Reproduce every line of the listing as written, apart from the pictures.

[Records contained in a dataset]
↓
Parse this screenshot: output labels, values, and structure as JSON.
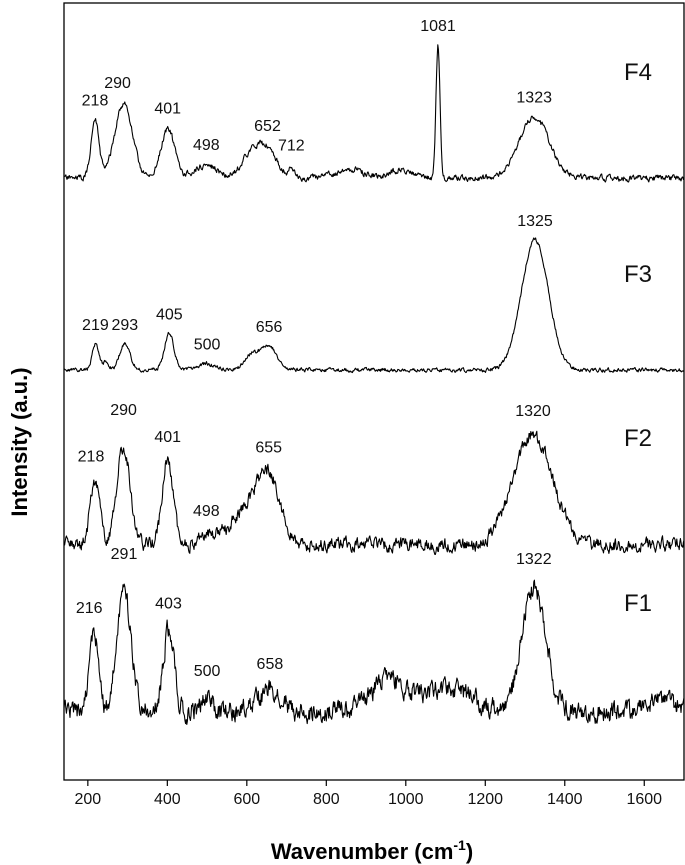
{
  "chart_data": {
    "type": "line",
    "xlabel": "Wavenumber (cm",
    "xlabel_sup": "-1",
    "xlabel_close": ")",
    "ylabel": "Intensity (a.u.)",
    "xlim": [
      140,
      1700
    ],
    "xticks": [
      {
        "value": 200,
        "label": "200"
      },
      {
        "value": 400,
        "label": "400"
      },
      {
        "value": 600,
        "label": "600"
      },
      {
        "value": 800,
        "label": "800"
      },
      {
        "value": 1000,
        "label": "1000"
      },
      {
        "value": 1200,
        "label": "1200"
      },
      {
        "value": 1400,
        "label": "1400"
      },
      {
        "value": 1600,
        "label": "1600"
      }
    ],
    "grid": false,
    "series": [
      {
        "name": "F4",
        "peaks": [
          {
            "x": 218,
            "label": "218",
            "h": 0.52,
            "w": 10
          },
          {
            "x": 290,
            "label": "290",
            "h": 0.68,
            "w": 22
          },
          {
            "x": 401,
            "label": "401",
            "h": 0.45,
            "w": 17
          },
          {
            "x": 498,
            "label": "498",
            "h": 0.12,
            "w": 28
          },
          {
            "x": 610,
            "label": "",
            "h": 0.2,
            "w": 25
          },
          {
            "x": 652,
            "label": "652",
            "h": 0.24,
            "w": 25
          },
          {
            "x": 712,
            "label": "712",
            "h": 0.1,
            "w": 6
          },
          {
            "x": 860,
            "label": "",
            "h": 0.08,
            "w": 35
          },
          {
            "x": 990,
            "label": "",
            "h": 0.08,
            "w": 30
          },
          {
            "x": 1081,
            "label": "1081",
            "h": 1.2,
            "w": 5
          },
          {
            "x": 1323,
            "label": "1323",
            "h": 0.55,
            "w": 38
          }
        ]
      },
      {
        "name": "F3",
        "peaks": [
          {
            "x": 219,
            "label": "219",
            "h": 0.2,
            "w": 8
          },
          {
            "x": 245,
            "label": "",
            "h": 0.06,
            "w": 8
          },
          {
            "x": 293,
            "label": "293",
            "h": 0.2,
            "w": 13
          },
          {
            "x": 405,
            "label": "405",
            "h": 0.28,
            "w": 12
          },
          {
            "x": 500,
            "label": "500",
            "h": 0.05,
            "w": 18
          },
          {
            "x": 612,
            "label": "",
            "h": 0.12,
            "w": 17
          },
          {
            "x": 656,
            "label": "656",
            "h": 0.18,
            "w": 20
          },
          {
            "x": 1325,
            "label": "1325",
            "h": 1.0,
            "w": 34
          }
        ]
      },
      {
        "name": "F2",
        "peaks": [
          {
            "x": 218,
            "label": "218",
            "h": 0.5,
            "w": 12
          },
          {
            "x": 290,
            "label": "290",
            "h": 0.75,
            "w": 17
          },
          {
            "x": 401,
            "label": "401",
            "h": 0.65,
            "w": 14
          },
          {
            "x": 498,
            "label": "498",
            "h": 0.06,
            "w": 20
          },
          {
            "x": 600,
            "label": "",
            "h": 0.25,
            "w": 45
          },
          {
            "x": 655,
            "label": "655",
            "h": 0.45,
            "w": 30
          },
          {
            "x": 1320,
            "label": "1320",
            "h": 0.85,
            "w": 50
          }
        ]
      },
      {
        "name": "F1",
        "peaks": [
          {
            "x": 216,
            "label": "216",
            "h": 0.55,
            "w": 11
          },
          {
            "x": 291,
            "label": "291",
            "h": 0.85,
            "w": 18
          },
          {
            "x": 403,
            "label": "403",
            "h": 0.58,
            "w": 14
          },
          {
            "x": 500,
            "label": "500",
            "h": 0.1,
            "w": 15
          },
          {
            "x": 658,
            "label": "658",
            "h": 0.15,
            "w": 30
          },
          {
            "x": 960,
            "label": "",
            "h": 0.22,
            "w": 50
          },
          {
            "x": 1110,
            "label": "",
            "h": 0.18,
            "w": 50
          },
          {
            "x": 1322,
            "label": "1322",
            "h": 0.9,
            "w": 30
          },
          {
            "x": 1640,
            "label": "",
            "h": 0.08,
            "w": 40
          }
        ]
      }
    ]
  }
}
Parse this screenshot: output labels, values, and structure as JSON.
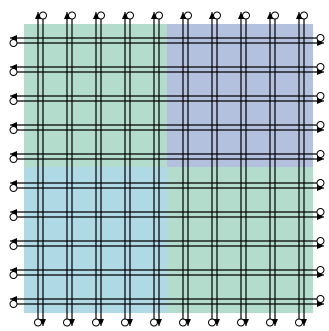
{
  "quadrants": [
    {
      "id": "top-left",
      "color": "#b3dccc"
    },
    {
      "id": "top-right",
      "color": "#b3c1df"
    },
    {
      "id": "bottom-left",
      "color": "#b0d9e6"
    },
    {
      "id": "bottom-right",
      "color": "#b3dccc"
    }
  ],
  "line_color": "#000000",
  "vertical_lines": [
    {
      "direction": "up"
    },
    {
      "direction": "down"
    },
    {
      "direction": "up"
    },
    {
      "direction": "down"
    },
    {
      "direction": "up"
    },
    {
      "direction": "down"
    },
    {
      "direction": "up"
    },
    {
      "direction": "down"
    },
    {
      "direction": "up"
    },
    {
      "direction": "down"
    },
    {
      "direction": "up"
    },
    {
      "direction": "down"
    },
    {
      "direction": "up"
    },
    {
      "direction": "down"
    },
    {
      "direction": "up"
    },
    {
      "direction": "down"
    },
    {
      "direction": "up"
    },
    {
      "direction": "down"
    },
    {
      "direction": "up"
    },
    {
      "direction": "down"
    }
  ],
  "horizontal_lines": [
    {
      "direction": "left"
    },
    {
      "direction": "right"
    },
    {
      "direction": "left"
    },
    {
      "direction": "right"
    },
    {
      "direction": "left"
    },
    {
      "direction": "right"
    },
    {
      "direction": "left"
    },
    {
      "direction": "right"
    },
    {
      "direction": "left"
    },
    {
      "direction": "right"
    },
    {
      "direction": "left"
    },
    {
      "direction": "right"
    },
    {
      "direction": "left"
    },
    {
      "direction": "right"
    },
    {
      "direction": "left"
    },
    {
      "direction": "right"
    },
    {
      "direction": "left"
    },
    {
      "direction": "right"
    },
    {
      "direction": "left"
    },
    {
      "direction": "right"
    }
  ]
}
↑
• [Worked solution]:
Parse this screenshot: output labels, values, and structure as JSON.
{
  "chart_data": {
    "type": "line",
    "xlabel": "Wavenumber (cm",
    "xlabel_sup": "-1",
    "xlabel_close": ")",
    "ylabel": "Intensity (a.u.)",
    "xlim": [
      140,
      1700
    ],
    "xticks": [
      {
        "value": 200,
        "label": "200"
      },
      {
        "value": 400,
        "label": "400"
      },
      {
        "value": 600,
        "label": "600"
      },
      {
        "value": 800,
        "label": "800"
      },
      {
        "value": 1000,
        "label": "1000"
      },
      {
        "value": 1200,
        "label": "1200"
      },
      {
        "value": 1400,
        "label": "1400"
      },
      {
        "value": 1600,
        "label": "1600"
      }
    ],
    "grid": false,
    "series": [
      {
        "name": "F4",
        "peaks": [
          {
            "x": 218,
            "label": "218",
            "h": 0.52,
            "w": 10
          },
          {
            "x": 290,
            "label": "290",
            "h": 0.68,
            "w": 22
          },
          {
            "x": 401,
            "label": "401",
            "h": 0.45,
            "w": 17
          },
          {
            "x": 498,
            "label": "498",
            "h": 0.12,
            "w": 28
          },
          {
            "x": 610,
            "label": "",
            "h": 0.2,
            "w": 25
          },
          {
            "x": 652,
            "label": "652",
            "h": 0.24,
            "w": 25
          },
          {
            "x": 712,
            "label": "712",
            "h": 0.1,
            "w": 6
          },
          {
            "x": 860,
            "label": "",
            "h": 0.08,
            "w": 35
          },
          {
            "x": 990,
            "label": "",
            "h": 0.08,
            "w": 30
          },
          {
            "x": 1081,
            "label": "1081",
            "h": 1.2,
            "w": 5
          },
          {
            "x": 1323,
            "label": "1323",
            "h": 0.55,
            "w": 38
          }
        ]
      },
      {
        "name": "F3",
        "peaks": [
          {
            "x": 219,
            "label": "219",
            "h": 0.2,
            "w": 8
          },
          {
            "x": 245,
            "label": "",
            "h": 0.06,
            "w": 8
          },
          {
            "x": 293,
            "label": "293",
            "h": 0.2,
            "w": 13
          },
          {
            "x": 405,
            "label": "405",
            "h": 0.28,
            "w": 12
          },
          {
            "x": 500,
            "label": "500",
            "h": 0.05,
            "w": 18
          },
          {
            "x": 612,
            "label": "",
            "h": 0.12,
            "w": 17
          },
          {
            "x": 656,
            "label": "656",
            "h": 0.18,
            "w": 20
          },
          {
            "x": 1325,
            "label": "1325",
            "h": 1.0,
            "w": 34
          }
        ]
      },
      {
        "name": "F2",
        "peaks": [
          {
            "x": 218,
            "label": "218",
            "h": 0.5,
            "w": 12
          },
          {
            "x": 290,
            "label": "290",
            "h": 0.75,
            "w": 17
          },
          {
            "x": 401,
            "label": "401",
            "h": 0.65,
            "w": 14
          },
          {
            "x": 498,
            "label": "498",
            "h": 0.06,
            "w": 20
          },
          {
            "x": 600,
            "label": "",
            "h": 0.25,
            "w": 45
          },
          {
            "x": 655,
            "label": "655",
            "h": 0.45,
            "w": 30
          },
          {
            "x": 1320,
            "label": "1320",
            "h": 0.85,
            "w": 50
          }
        ]
      },
      {
        "name": "F1",
        "peaks": [
          {
            "x": 216,
            "label": "216",
            "h": 0.55,
            "w": 11
          },
          {
            "x": 291,
            "label": "291",
            "h": 0.85,
            "w": 18
          },
          {
            "x": 403,
            "label": "403",
            "h": 0.58,
            "w": 14
          },
          {
            "x": 500,
            "label": "500",
            "h": 0.1,
            "w": 15
          },
          {
            "x": 658,
            "label": "658",
            "h": 0.15,
            "w": 30
          },
          {
            "x": 960,
            "label": "",
            "h": 0.22,
            "w": 50
          },
          {
            "x": 1110,
            "label": "",
            "h": 0.18,
            "w": 50
          },
          {
            "x": 1322,
            "label": "1322",
            "h": 0.9,
            "w": 30
          },
          {
            "x": 1640,
            "label": "",
            "h": 0.08,
            "w": 40
          }
        ]
      }
    ]
  }
}
Parse this screenshot: output labels, values, and structure as JSON.
{
  "quadrants": [
    {
      "id": "top-left",
      "color": "#b3dccc"
    },
    {
      "id": "top-right",
      "color": "#b3c1df"
    },
    {
      "id": "bottom-left",
      "color": "#b0d9e6"
    },
    {
      "id": "bottom-right",
      "color": "#b3dccc"
    }
  ],
  "line_color": "#000000",
  "vertical_lines": [
    {
      "direction": "up"
    },
    {
      "direction": "down"
    },
    {
      "direction": "up"
    },
    {
      "direction": "down"
    },
    {
      "direction": "up"
    },
    {
      "direction": "down"
    },
    {
      "direction": "up"
    },
    {
      "direction": "down"
    },
    {
      "direction": "up"
    },
    {
      "direction": "down"
    },
    {
      "direction": "up"
    },
    {
      "direction": "down"
    },
    {
      "direction": "up"
    },
    {
      "direction": "down"
    },
    {
      "direction": "up"
    },
    {
      "direction": "down"
    },
    {
      "direction": "up"
    },
    {
      "direction": "down"
    },
    {
      "direction": "up"
    },
    {
      "direction": "down"
    }
  ],
  "horizontal_lines": [
    {
      "direction": "left"
    },
    {
      "direction": "right"
    },
    {
      "direction": "left"
    },
    {
      "direction": "right"
    },
    {
      "direction": "left"
    },
    {
      "direction": "right"
    },
    {
      "direction": "left"
    },
    {
      "direction": "right"
    },
    {
      "direction": "left"
    },
    {
      "direction": "right"
    },
    {
      "direction": "left"
    },
    {
      "direction": "right"
    },
    {
      "direction": "left"
    },
    {
      "direction": "right"
    },
    {
      "direction": "left"
    },
    {
      "direction": "right"
    },
    {
      "direction": "left"
    },
    {
      "direction": "right"
    },
    {
      "direction": "left"
    },
    {
      "direction": "right"
    }
  ]
}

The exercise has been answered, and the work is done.